> [Task goal] Every record must be written out once more, with nothing added or omitted.
___ Data for processing
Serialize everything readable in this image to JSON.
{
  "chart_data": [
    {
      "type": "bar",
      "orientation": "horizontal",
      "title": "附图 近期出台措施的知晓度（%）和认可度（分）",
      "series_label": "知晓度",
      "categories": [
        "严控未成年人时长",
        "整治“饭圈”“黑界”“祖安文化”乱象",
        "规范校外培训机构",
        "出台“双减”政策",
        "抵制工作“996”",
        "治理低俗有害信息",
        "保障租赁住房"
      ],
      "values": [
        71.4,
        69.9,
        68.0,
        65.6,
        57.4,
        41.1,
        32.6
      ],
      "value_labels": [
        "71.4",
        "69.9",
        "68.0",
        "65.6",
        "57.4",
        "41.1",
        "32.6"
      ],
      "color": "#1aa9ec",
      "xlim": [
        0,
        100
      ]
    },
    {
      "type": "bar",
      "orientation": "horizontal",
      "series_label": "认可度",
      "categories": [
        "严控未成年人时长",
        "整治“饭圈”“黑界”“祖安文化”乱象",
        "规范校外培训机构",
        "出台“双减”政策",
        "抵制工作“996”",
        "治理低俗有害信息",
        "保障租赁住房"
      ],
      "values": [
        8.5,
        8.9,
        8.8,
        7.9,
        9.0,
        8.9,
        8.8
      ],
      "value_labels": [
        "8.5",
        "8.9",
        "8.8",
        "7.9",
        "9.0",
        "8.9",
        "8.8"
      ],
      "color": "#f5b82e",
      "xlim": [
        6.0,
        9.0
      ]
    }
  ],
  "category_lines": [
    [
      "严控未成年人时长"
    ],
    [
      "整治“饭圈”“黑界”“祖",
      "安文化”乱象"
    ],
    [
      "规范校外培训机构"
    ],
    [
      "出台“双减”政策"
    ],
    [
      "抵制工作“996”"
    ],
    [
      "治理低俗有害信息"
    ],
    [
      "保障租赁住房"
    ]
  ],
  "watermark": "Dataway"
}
______
> [Correct answer]
Serialize everything readable in this image to JSON.
{
  "chart_data": [
    {
      "type": "bar",
      "orientation": "horizontal",
      "title": "附图 近期出台措施的知晓度（%）和认可度（分）",
      "series_label": "知晓度",
      "categories": [
        "严控未成年人时长",
        "整治“饭圈”“黑界”“祖安文化”乱象",
        "规范校外培训机构",
        "出台“双减”政策",
        "抵制工作“996”",
        "治理低俗有害信息",
        "保障租赁住房"
      ],
      "values": [
        71.4,
        69.9,
        68.0,
        65.6,
        57.4,
        41.1,
        32.6
      ],
      "value_labels": [
        "71.4",
        "69.9",
        "68.0",
        "65.6",
        "57.4",
        "41.1",
        "32.6"
      ],
      "color": "#1aa9ec",
      "xlim": [
        0,
        100
      ]
    },
    {
      "type": "bar",
      "orientation": "horizontal",
      "series_label": "认可度",
      "categories": [
        "严控未成年人时长",
        "整治“饭圈”“黑界”“祖安文化”乱象",
        "规范校外培训机构",
        "出台“双减”政策",
        "抵制工作“996”",
        "治理低俗有害信息",
        "保障租赁住房"
      ],
      "values": [
        8.5,
        8.9,
        8.8,
        7.9,
        9.0,
        8.9,
        8.8
      ],
      "value_labels": [
        "8.5",
        "8.9",
        "8.8",
        "7.9",
        "9.0",
        "8.9",
        "8.8"
      ],
      "color": "#f5b82e",
      "xlim": [
        6.0,
        9.0
      ]
    }
  ],
  "category_lines": [
    [
      "严控未成年人时长"
    ],
    [
      "整治“饭圈”“黑界”“祖",
      "安文化”乱象"
    ],
    [
      "规范校外培训机构"
    ],
    [
      "出台“双减”政策"
    ],
    [
      "抵制工作“996”"
    ],
    [
      "治理低俗有害信息"
    ],
    [
      "保障租赁住房"
    ]
  ],
  "watermark": "Dataway"
}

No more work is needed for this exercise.